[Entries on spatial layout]
::::
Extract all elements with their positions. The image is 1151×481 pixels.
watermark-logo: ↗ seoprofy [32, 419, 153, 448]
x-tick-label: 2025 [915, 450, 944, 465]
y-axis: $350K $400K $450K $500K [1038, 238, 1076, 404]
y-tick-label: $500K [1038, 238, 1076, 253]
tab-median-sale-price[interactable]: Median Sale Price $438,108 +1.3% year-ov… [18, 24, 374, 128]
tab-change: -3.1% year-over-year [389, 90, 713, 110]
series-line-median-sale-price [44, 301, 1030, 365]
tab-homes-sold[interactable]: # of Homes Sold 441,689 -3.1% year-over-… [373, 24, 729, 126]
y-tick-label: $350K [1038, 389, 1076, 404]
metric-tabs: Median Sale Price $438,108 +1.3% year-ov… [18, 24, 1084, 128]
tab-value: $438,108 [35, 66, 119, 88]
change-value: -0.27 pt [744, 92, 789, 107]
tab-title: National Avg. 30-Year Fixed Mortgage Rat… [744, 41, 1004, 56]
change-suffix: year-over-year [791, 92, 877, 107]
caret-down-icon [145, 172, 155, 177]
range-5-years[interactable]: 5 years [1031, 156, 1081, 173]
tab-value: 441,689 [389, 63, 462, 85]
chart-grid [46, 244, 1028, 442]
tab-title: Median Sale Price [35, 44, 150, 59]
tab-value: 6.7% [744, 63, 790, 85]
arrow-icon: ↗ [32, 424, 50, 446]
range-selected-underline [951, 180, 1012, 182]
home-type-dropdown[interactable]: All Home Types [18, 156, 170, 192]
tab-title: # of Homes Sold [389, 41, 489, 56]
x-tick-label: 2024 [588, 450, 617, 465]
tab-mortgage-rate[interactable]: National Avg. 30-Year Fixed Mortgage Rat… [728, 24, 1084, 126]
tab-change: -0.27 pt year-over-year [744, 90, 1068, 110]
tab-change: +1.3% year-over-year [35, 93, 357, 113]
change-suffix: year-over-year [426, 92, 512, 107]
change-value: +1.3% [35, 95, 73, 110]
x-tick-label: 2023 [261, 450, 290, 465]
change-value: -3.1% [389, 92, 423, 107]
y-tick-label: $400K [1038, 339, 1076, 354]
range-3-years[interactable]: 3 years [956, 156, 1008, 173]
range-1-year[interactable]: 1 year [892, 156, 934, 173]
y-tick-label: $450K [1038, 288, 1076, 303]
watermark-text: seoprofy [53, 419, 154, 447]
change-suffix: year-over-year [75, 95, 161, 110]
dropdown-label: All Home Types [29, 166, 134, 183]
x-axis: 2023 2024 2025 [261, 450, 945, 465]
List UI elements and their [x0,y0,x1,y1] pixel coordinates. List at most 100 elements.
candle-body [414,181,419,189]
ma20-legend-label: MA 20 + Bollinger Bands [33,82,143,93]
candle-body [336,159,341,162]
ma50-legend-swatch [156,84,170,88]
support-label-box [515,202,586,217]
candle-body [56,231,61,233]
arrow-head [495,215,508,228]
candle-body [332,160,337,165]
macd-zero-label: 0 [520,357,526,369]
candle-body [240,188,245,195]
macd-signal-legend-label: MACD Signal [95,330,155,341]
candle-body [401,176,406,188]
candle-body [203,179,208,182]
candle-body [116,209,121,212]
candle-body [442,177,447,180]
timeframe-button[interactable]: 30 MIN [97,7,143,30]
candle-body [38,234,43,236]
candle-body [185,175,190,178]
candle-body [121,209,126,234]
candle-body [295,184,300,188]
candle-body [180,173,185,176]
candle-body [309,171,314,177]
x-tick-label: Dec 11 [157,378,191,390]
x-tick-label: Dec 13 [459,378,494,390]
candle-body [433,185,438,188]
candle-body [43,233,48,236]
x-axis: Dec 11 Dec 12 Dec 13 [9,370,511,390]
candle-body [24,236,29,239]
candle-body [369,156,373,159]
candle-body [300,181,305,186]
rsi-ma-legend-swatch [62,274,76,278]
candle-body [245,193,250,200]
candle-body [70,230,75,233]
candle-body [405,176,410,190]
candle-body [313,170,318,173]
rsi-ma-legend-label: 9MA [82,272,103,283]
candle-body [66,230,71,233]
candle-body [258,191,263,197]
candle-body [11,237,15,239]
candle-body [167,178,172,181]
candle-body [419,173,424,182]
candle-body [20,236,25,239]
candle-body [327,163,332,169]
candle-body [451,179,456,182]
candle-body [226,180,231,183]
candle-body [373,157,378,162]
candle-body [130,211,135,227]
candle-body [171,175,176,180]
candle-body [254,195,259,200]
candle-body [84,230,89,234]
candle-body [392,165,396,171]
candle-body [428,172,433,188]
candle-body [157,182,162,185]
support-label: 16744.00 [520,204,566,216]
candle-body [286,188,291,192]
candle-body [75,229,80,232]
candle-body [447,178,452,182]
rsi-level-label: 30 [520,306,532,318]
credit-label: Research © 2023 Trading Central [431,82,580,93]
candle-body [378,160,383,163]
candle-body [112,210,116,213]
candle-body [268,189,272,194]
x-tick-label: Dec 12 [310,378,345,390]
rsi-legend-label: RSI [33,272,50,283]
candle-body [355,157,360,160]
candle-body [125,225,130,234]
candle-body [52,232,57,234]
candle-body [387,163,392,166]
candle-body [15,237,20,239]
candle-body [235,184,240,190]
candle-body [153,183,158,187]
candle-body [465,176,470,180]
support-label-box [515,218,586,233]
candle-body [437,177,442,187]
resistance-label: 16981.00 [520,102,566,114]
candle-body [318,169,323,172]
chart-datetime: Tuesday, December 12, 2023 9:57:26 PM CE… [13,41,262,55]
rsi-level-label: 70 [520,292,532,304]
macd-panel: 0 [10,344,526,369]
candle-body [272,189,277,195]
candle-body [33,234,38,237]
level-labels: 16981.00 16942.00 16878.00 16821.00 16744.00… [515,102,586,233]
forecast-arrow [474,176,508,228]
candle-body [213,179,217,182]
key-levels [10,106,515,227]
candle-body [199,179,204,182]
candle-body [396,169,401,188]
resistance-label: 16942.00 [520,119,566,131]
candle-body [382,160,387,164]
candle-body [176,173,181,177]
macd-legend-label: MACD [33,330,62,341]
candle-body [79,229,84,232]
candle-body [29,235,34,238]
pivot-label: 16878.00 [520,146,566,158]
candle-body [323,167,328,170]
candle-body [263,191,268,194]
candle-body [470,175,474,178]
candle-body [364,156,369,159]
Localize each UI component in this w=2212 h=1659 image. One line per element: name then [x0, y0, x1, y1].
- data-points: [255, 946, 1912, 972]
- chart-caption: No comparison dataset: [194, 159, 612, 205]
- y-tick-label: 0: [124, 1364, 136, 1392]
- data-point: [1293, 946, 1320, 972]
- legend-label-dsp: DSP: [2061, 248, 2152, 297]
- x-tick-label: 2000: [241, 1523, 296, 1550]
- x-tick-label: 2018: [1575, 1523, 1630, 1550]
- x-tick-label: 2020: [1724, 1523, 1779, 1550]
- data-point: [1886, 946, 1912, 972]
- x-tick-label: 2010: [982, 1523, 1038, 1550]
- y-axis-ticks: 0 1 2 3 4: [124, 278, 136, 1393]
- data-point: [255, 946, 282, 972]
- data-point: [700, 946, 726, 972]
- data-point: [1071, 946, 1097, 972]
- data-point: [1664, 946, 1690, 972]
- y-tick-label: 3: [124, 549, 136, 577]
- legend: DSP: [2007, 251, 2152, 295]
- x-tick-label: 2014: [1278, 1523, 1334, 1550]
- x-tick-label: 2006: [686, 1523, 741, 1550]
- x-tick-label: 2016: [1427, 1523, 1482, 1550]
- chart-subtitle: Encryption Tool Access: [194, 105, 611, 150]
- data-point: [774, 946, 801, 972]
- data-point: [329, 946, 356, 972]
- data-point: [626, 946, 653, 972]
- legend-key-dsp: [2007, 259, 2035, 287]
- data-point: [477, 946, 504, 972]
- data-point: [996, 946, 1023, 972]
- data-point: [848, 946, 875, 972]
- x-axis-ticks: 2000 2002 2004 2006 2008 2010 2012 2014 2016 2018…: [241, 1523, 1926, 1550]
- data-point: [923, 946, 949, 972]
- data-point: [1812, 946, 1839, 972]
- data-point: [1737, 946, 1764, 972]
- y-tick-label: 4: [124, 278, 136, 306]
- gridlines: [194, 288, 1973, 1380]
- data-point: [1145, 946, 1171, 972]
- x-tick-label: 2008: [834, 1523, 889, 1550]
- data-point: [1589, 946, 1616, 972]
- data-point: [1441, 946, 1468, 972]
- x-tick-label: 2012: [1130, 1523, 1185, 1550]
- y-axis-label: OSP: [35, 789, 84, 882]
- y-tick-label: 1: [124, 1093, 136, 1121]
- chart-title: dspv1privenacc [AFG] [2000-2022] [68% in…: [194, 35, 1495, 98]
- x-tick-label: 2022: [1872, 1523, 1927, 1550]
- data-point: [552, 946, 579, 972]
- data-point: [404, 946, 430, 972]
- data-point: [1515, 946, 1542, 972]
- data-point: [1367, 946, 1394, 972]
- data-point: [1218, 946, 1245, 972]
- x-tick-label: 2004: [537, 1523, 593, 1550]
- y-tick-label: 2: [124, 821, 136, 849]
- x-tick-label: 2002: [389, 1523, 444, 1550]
::::
## STATED EXERCISE:
Reproduce the material word for word, starting with its first line and going on through the line that contains "change-suffix: year-over-year [75, 95, 161, 110]", with that line included.

## TASK RESPONSE:
Extract all elements with their positions. The image is 1151×481 pixels.
watermark-logo: ↗ seoprofy [32, 419, 153, 448]
x-tick-label: 2025 [915, 450, 944, 465]
y-axis: $350K $400K $450K $500K [1038, 238, 1076, 404]
y-tick-label: $500K [1038, 238, 1076, 253]
tab-median-sale-price[interactable]: Median Sale Price $438,108 +1.3% year-ov… [18, 24, 374, 128]
tab-change: -3.1% year-over-year [389, 90, 713, 110]
series-line-median-sale-price [44, 301, 1030, 365]
tab-homes-sold[interactable]: # of Homes Sold 441,689 -3.1% year-over-… [373, 24, 729, 126]
y-tick-label: $350K [1038, 389, 1076, 404]
metric-tabs: Median Sale Price $438,108 +1.3% year-ov… [18, 24, 1084, 128]
tab-value: $438,108 [35, 66, 119, 88]
change-value: -0.27 pt [744, 92, 789, 107]
tab-title: National Avg. 30-Year Fixed Mortgage Rat… [744, 41, 1004, 56]
change-suffix: year-over-year [791, 92, 877, 107]
caret-down-icon [145, 172, 155, 177]
range-5-years[interactable]: 5 years [1031, 156, 1081, 173]
tab-value: 441,689 [389, 63, 462, 85]
chart-grid [46, 244, 1028, 442]
tab-title: Median Sale Price [35, 44, 150, 59]
tab-value: 6.7% [744, 63, 790, 85]
arrow-icon: ↗ [32, 424, 50, 446]
range-selected-underline [951, 180, 1012, 182]
home-type-dropdown[interactable]: All Home Types [18, 156, 170, 192]
tab-title: # of Homes Sold [389, 41, 489, 56]
x-tick-label: 2024 [588, 450, 617, 465]
tab-mortgage-rate[interactable]: National Avg. 30-Year Fixed Mortgage Rat… [728, 24, 1084, 126]
tab-change: -0.27 pt year-over-year [744, 90, 1068, 110]
tab-change: +1.3% year-over-year [35, 93, 357, 113]
change-suffix: year-over-year [426, 92, 512, 107]
change-value: +1.3% [35, 95, 73, 110]
x-tick-label: 2023 [261, 450, 290, 465]
change-value: -3.1% [389, 92, 423, 107]
y-tick-label: $400K [1038, 339, 1076, 354]
range-3-years[interactable]: 3 years [956, 156, 1008, 173]
range-1-year[interactable]: 1 year [892, 156, 934, 173]
y-tick-label: $450K [1038, 288, 1076, 303]
watermark-text: seoprofy [53, 419, 154, 447]
change-suffix: year-over-year [75, 95, 161, 110]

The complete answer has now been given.